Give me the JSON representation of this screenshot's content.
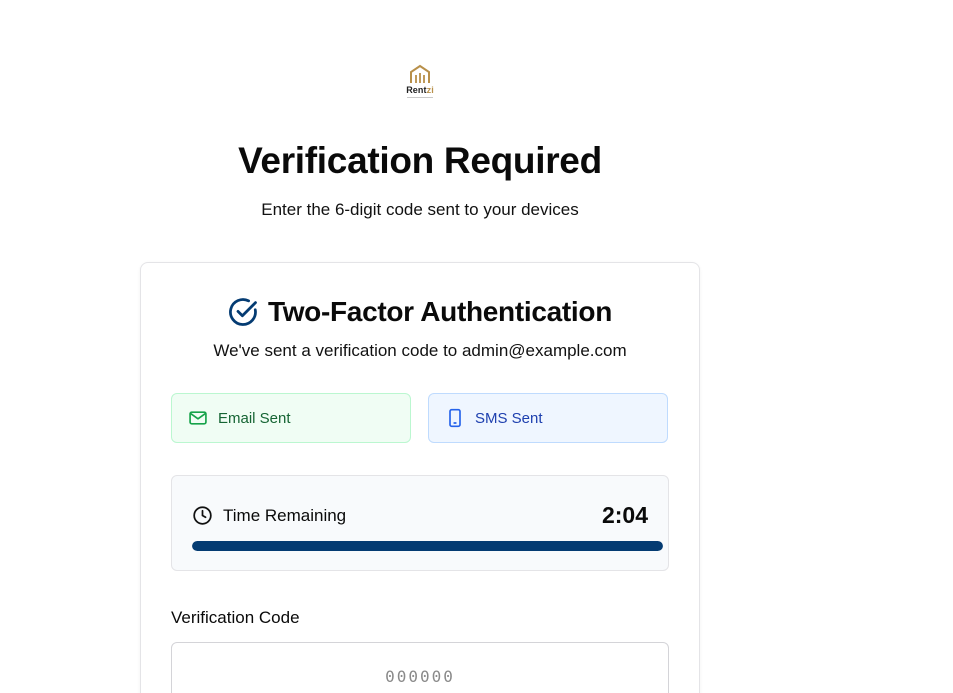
{
  "brand": {
    "name_main": "Rent",
    "name_accent": "zi",
    "accent_color": "#b8904a"
  },
  "header": {
    "title": "Verification Required",
    "subtitle": "Enter the 6-digit code sent to your devices"
  },
  "card": {
    "title": "Two-Factor Authentication",
    "title_icon": "check-circle-icon",
    "description": "We've sent a verification code to admin@example.com"
  },
  "status": {
    "email": {
      "label": "Email Sent",
      "icon": "mail-icon",
      "color": "#166534"
    },
    "sms": {
      "label": "SMS Sent",
      "icon": "smartphone-icon",
      "color": "#1e40af"
    }
  },
  "timer": {
    "label": "Time Remaining",
    "value": "2:04",
    "icon": "clock-icon",
    "progress_fraction": 1.0,
    "bar_color": "#043b72"
  },
  "verification": {
    "label": "Verification Code",
    "placeholder": "000000",
    "value": ""
  }
}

What the task requires:
Copy the material exactly. Do not include the pictures.

Task answer:
Give me the JSON representation of this screenshot's content.
{
  "brand": {
    "name_main": "Rent",
    "name_accent": "zi",
    "accent_color": "#b8904a"
  },
  "header": {
    "title": "Verification Required",
    "subtitle": "Enter the 6-digit code sent to your devices"
  },
  "card": {
    "title": "Two-Factor Authentication",
    "title_icon": "check-circle-icon",
    "description": "We've sent a verification code to admin@example.com"
  },
  "status": {
    "email": {
      "label": "Email Sent",
      "icon": "mail-icon",
      "color": "#166534"
    },
    "sms": {
      "label": "SMS Sent",
      "icon": "smartphone-icon",
      "color": "#1e40af"
    }
  },
  "timer": {
    "label": "Time Remaining",
    "value": "2:04",
    "icon": "clock-icon",
    "progress_fraction": 1.0,
    "bar_color": "#043b72"
  },
  "verification": {
    "label": "Verification Code",
    "placeholder": "000000",
    "value": ""
  }
}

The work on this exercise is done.